[A block of data]

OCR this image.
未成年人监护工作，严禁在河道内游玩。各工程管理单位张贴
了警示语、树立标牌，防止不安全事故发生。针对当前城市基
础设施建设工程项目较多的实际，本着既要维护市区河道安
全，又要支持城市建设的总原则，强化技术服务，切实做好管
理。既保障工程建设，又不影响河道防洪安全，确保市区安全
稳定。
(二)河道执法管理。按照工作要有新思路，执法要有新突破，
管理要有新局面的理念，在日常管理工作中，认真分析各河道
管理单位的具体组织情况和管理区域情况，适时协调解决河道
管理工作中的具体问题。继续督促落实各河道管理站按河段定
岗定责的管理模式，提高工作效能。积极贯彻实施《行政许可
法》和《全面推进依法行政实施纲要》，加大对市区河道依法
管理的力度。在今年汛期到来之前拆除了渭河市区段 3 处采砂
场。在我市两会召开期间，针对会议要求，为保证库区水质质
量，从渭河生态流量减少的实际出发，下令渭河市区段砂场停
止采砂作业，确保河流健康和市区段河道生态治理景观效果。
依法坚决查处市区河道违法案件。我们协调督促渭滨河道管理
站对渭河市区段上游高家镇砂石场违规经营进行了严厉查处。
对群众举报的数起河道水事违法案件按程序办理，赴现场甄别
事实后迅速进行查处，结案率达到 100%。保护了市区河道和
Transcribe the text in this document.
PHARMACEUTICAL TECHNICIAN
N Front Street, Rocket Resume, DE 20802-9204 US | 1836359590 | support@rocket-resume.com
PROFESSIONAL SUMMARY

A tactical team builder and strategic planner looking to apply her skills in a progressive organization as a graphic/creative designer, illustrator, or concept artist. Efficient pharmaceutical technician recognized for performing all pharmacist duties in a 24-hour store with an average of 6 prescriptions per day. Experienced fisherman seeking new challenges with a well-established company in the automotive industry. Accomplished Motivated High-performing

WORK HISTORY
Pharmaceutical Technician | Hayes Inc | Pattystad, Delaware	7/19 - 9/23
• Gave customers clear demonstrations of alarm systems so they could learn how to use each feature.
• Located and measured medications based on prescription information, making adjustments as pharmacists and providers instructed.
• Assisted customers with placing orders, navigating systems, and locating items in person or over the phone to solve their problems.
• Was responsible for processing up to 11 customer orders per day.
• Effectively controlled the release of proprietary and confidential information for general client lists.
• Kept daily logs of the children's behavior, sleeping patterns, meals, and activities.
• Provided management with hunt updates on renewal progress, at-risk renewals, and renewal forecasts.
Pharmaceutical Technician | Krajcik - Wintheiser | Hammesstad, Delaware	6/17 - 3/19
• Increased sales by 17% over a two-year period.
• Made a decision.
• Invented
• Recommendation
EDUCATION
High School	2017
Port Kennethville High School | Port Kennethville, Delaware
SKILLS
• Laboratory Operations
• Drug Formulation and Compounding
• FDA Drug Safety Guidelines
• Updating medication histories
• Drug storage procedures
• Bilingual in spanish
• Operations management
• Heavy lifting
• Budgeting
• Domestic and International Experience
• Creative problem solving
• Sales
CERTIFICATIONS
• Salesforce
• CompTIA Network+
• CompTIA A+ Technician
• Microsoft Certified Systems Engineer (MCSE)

Work required >> Give the number of lines where the string "customers" occurs, without any further text.

Result of the task >> 2